* _Written instruction_
Count how many lines have the word "this" in them. Reply with that number by itself.

::: Records to use :::

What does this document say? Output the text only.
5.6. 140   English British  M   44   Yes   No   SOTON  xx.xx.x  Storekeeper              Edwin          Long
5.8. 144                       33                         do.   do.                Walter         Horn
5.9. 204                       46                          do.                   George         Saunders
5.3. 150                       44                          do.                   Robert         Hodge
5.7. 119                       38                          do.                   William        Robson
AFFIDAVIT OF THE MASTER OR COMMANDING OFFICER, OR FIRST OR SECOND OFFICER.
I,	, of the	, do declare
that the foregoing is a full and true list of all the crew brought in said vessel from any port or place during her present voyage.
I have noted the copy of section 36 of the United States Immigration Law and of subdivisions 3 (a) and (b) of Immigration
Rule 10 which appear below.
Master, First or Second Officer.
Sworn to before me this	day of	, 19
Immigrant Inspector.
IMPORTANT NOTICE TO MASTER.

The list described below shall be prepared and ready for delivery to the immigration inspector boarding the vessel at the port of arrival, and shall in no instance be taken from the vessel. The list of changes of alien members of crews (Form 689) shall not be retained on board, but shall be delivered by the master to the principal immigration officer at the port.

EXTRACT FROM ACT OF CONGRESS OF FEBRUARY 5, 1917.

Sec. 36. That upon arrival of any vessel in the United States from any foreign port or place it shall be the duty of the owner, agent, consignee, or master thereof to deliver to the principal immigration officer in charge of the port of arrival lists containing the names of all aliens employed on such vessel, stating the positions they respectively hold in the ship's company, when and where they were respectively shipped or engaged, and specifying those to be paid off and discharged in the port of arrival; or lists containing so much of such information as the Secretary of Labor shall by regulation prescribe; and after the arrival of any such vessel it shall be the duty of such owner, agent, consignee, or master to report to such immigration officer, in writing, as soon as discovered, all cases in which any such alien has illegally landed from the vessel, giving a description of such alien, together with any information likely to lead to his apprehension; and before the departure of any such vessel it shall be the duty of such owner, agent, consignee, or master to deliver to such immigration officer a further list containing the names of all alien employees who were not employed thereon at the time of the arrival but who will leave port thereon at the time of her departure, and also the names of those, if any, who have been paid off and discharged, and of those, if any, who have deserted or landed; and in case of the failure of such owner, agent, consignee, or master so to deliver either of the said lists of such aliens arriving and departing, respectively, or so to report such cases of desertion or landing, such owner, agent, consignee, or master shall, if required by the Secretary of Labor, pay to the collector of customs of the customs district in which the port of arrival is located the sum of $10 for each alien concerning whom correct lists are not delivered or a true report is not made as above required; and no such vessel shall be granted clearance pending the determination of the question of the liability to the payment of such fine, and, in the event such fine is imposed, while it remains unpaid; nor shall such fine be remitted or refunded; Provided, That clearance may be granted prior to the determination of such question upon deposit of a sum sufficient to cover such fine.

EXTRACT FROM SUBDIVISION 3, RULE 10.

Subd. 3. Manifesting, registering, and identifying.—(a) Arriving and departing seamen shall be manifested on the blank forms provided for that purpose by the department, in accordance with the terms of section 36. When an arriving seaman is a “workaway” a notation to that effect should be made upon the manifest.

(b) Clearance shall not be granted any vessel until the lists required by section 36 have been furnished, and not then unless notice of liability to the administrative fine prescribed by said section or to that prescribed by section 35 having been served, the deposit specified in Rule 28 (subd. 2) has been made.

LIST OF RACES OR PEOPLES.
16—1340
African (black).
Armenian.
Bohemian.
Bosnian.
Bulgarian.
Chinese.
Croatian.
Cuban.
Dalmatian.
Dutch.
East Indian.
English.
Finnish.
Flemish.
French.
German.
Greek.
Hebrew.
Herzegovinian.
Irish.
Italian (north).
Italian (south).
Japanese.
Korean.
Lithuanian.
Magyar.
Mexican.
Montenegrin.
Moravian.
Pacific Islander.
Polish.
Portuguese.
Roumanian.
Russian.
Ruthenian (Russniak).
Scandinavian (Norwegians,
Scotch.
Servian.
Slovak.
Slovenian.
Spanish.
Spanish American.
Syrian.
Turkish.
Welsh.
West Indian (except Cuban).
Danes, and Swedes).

:::

* _The response_
2